- **Set problem**: Convert the data from its first line through the line containing "svg-text:+Vin: +Vin: [489, 84, 536, 102]", both included, into a Markdown table with the columns Row and Line, giving each line a row number and omitting blank lines.

────

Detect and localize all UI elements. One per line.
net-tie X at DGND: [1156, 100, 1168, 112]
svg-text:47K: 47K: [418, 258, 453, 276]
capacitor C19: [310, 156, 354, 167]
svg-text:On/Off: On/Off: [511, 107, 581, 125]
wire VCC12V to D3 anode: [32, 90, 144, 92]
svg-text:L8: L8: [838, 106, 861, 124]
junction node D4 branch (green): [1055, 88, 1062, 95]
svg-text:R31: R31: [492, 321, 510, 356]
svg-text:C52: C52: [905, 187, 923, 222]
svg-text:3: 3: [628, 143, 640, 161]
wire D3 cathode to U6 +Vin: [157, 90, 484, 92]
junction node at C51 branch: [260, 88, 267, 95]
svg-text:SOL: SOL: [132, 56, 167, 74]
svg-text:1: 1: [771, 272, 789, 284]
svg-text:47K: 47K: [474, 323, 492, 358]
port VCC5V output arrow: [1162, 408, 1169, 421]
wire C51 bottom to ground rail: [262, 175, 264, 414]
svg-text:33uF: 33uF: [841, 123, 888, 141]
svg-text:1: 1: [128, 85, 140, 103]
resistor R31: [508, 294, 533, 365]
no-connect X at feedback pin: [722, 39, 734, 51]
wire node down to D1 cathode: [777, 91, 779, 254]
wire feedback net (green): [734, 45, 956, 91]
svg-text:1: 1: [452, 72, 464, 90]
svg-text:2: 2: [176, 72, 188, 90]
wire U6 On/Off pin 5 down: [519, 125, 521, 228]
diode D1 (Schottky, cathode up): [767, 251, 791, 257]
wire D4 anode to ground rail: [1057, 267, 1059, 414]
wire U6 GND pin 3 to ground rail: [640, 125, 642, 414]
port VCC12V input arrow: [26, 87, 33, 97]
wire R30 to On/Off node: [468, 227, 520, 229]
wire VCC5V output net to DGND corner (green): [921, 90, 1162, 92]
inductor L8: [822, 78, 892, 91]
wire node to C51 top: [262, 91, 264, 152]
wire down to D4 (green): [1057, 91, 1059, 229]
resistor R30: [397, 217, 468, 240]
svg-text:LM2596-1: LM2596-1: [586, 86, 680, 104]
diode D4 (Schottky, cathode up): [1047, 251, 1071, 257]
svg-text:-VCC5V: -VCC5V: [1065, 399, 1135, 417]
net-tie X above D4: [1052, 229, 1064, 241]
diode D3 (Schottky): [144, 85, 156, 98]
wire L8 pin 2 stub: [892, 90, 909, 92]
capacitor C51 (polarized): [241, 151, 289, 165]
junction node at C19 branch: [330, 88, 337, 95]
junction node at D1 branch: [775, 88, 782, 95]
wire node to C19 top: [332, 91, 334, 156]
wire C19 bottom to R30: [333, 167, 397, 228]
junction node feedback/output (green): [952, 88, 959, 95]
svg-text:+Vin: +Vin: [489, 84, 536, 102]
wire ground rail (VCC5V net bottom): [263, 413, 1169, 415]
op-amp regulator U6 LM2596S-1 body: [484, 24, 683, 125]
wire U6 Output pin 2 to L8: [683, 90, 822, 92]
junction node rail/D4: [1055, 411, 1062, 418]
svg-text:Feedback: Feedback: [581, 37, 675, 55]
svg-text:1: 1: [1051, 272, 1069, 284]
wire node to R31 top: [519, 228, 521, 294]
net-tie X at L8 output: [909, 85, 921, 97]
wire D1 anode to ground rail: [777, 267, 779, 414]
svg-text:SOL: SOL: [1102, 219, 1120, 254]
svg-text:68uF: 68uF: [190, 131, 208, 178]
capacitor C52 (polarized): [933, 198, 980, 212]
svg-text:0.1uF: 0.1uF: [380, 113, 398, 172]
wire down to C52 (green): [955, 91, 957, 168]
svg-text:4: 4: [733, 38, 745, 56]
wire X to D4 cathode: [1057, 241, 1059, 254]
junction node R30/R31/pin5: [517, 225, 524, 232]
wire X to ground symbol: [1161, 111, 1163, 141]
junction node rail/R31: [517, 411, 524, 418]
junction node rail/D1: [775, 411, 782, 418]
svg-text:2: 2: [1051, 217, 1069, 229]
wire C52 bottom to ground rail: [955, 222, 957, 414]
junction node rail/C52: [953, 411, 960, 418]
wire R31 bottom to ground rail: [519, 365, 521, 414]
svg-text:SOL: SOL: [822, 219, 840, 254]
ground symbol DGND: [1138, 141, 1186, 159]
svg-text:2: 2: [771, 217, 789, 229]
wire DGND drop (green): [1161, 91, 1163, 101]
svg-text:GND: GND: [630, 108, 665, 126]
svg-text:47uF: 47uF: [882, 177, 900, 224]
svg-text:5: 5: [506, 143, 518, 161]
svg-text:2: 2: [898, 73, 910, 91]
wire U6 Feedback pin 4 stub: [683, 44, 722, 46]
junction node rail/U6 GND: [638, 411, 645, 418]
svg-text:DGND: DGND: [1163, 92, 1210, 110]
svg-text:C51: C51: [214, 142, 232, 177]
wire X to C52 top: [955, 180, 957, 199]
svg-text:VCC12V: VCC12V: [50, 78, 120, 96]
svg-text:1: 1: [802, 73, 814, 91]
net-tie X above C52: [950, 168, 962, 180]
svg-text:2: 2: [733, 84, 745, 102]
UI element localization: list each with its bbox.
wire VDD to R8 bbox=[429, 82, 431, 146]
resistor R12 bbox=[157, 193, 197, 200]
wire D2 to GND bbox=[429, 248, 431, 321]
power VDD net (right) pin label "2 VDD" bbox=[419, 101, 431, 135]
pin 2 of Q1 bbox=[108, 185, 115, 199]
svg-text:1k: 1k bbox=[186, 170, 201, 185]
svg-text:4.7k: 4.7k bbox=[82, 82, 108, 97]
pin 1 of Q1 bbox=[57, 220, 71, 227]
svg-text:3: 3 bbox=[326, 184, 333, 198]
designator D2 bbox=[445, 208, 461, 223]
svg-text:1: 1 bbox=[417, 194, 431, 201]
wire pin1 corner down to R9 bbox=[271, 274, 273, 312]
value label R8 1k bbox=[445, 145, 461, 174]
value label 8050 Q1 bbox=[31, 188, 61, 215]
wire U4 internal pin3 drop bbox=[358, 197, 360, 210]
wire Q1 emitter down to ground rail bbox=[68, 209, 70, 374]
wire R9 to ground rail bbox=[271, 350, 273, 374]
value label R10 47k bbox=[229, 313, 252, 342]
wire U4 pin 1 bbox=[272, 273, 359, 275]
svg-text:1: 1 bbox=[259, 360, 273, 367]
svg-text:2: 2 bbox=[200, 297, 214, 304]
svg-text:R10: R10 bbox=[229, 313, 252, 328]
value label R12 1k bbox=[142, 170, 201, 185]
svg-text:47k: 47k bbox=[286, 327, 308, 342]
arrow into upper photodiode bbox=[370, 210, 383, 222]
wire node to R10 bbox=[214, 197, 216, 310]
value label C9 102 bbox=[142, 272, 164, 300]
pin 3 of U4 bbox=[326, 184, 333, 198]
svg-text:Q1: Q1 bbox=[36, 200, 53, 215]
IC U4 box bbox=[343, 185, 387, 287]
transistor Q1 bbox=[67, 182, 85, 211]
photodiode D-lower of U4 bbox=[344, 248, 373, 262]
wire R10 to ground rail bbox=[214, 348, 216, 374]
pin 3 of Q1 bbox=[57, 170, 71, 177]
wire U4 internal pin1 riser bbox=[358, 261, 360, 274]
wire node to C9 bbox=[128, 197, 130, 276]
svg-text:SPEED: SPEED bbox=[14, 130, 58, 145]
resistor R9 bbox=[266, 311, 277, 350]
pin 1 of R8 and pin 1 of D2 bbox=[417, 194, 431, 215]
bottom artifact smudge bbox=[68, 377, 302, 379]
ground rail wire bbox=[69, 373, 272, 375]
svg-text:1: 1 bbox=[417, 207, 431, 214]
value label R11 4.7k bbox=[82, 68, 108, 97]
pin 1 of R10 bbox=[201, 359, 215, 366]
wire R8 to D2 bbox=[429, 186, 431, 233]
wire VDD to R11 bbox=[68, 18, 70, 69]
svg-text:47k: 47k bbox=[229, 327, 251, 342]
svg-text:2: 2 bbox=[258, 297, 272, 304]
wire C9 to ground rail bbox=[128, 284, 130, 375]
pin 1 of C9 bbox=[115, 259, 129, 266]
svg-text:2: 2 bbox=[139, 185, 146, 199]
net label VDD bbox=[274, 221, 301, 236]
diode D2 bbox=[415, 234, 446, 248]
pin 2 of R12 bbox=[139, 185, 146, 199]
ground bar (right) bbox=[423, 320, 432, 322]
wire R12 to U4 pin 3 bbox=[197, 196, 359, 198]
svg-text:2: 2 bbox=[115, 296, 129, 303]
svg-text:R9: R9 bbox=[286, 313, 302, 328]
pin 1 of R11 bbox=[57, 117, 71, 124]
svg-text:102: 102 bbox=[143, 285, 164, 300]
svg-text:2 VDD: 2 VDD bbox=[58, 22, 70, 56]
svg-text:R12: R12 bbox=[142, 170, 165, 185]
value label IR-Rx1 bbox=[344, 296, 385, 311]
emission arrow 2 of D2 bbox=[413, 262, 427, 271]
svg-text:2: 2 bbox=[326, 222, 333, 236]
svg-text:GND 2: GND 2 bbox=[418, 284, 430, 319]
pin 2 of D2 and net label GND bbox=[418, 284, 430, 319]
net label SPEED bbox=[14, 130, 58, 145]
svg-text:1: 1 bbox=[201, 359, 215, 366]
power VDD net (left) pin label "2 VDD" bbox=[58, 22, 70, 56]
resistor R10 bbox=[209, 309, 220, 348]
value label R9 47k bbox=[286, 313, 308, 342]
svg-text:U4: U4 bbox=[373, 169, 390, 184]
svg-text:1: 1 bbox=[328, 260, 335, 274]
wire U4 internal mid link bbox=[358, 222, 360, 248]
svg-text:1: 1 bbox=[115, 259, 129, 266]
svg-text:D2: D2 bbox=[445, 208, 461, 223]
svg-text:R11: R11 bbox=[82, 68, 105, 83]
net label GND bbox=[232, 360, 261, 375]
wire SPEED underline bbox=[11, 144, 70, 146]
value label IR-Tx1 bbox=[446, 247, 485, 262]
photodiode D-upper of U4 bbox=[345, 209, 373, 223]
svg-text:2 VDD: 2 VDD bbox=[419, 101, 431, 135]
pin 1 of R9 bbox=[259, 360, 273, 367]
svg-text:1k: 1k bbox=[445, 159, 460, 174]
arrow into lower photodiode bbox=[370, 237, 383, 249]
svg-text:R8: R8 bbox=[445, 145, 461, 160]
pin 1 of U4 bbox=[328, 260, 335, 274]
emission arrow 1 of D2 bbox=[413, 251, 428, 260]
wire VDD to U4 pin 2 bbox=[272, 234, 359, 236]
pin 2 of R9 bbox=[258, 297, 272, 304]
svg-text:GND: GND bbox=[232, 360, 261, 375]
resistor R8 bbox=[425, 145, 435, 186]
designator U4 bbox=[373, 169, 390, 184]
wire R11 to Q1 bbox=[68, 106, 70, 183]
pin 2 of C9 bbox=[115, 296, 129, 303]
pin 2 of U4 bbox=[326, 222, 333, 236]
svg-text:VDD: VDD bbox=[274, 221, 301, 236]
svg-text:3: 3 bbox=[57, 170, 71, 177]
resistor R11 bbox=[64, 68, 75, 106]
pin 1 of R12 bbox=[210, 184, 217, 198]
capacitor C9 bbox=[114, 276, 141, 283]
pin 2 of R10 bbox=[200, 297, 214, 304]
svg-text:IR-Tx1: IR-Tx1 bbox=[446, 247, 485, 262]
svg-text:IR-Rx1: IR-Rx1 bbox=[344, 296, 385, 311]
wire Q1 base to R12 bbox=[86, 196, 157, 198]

────

- **Solution for this problem**:
| Row | Line |
|---|---|
| 1 | Detect and localize all UI elements. One per line. |
| 2 | net-tie X at DGND: [1156, 100, 1168, 112] |
| 3 | svg-text:47K: 47K: [418, 258, 453, 276] |
| 4 | capacitor C19: [310, 156, 354, 167] |
| 5 | svg-text:On/Off: On/Off: [511, 107, 581, 125] |
| 6 | wire VCC12V to D3 anode: [32, 90, 144, 92] |
| 7 | svg-text:L8: L8: [838, 106, 861, 124] |
| 8 | junction node D4 branch (green): [1055, 88, 1062, 95] |
| 9 | svg-text:R31: R31: [492, 321, 510, 356] |
| 10 | svg-text:C52: C52: [905, 187, 923, 222] |
| 11 | svg-text:3: 3: [628, 143, 640, 161] |
| 12 | wire D3 cathode to U6 +Vin: [157, 90, 484, 92] |
| 13 | junction node at C51 branch: [260, 88, 267, 95] |
| 14 | svg-text:SOL: SOL: [132, 56, 167, 74] |
| 15 | svg-text:1: 1: [771, 272, 789, 284] |
| 16 | svg-text:47K: 47K: [474, 323, 492, 358] |
| 17 | port VCC5V output arrow: [1162, 408, 1169, 421] |
| 18 | wire C51 bottom to ground rail: [262, 175, 264, 414] |
| 19 | svg-text:33uF: 33uF: [841, 123, 888, 141] |
| 20 | svg-text:1: 1: [128, 85, 140, 103] |
| 21 | resistor R31: [508, 294, 533, 365] |
| 22 | no-connect X at feedback pin: [722, 39, 734, 51] |
| 23 | wire node down to D1 cathode: [777, 91, 779, 254] |
| 24 | wire feedback net (green): [734, 45, 956, 91] |
| 25 | svg-text:1: 1: [452, 72, 464, 90] |
| 26 | svg-text:2: 2: [176, 72, 188, 90] |
| 27 | wire U6 On/Off pin 5 down: [519, 125, 521, 228] |
| 28 | diode D1 (Schottky, cathode up): [767, 251, 791, 257] |
| 29 | wire D4 anode to ground rail: [1057, 267, 1059, 414] |
| 30 | wire U6 GND pin 3 to ground rail: [640, 125, 642, 414] |
| 31 | port VCC12V input arrow: [26, 87, 33, 97] |
| 32 | wire R30 to On/Off node: [468, 227, 520, 229] |
| 33 | wire VCC5V output net to DGND corner (green): [921, 90, 1162, 92] |
| 34 | inductor L8: [822, 78, 892, 91] |
| 35 | wire node to C51 top: [262, 91, 264, 152] |
| 36 | wire down to D4 (green): [1057, 91, 1059, 229] |
| 37 | resistor R30: [397, 217, 468, 240] |
| 38 | svg-text:LM2596-1: LM2596-1: [586, 86, 680, 104] |
| 39 | diode D4 (Schottky, cathode up): [1047, 251, 1071, 257] |
| 40 | svg-text:-VCC5V: -VCC5V: [1065, 399, 1135, 417] |
| 41 | net-tie X above D4: [1052, 229, 1064, 241] |
| 42 | diode D3 (Schottky): [144, 85, 156, 98] |
| 43 | wire L8 pin 2 stub: [892, 90, 909, 92] |
| 44 | capacitor C51 (polarized): [241, 151, 289, 165] |
| 45 | junction node at C19 branch: [330, 88, 337, 95] |
| 46 | junction node at D1 branch: [775, 88, 782, 95] |
| 47 | wire node to C19 top: [332, 91, 334, 156] |
| 48 | wire C19 bottom to R30: [333, 167, 397, 228] |
| 49 | junction node feedback/output (green): [952, 88, 959, 95] |
| 50 | svg-text:+Vin: +Vin: [489, 84, 536, 102] |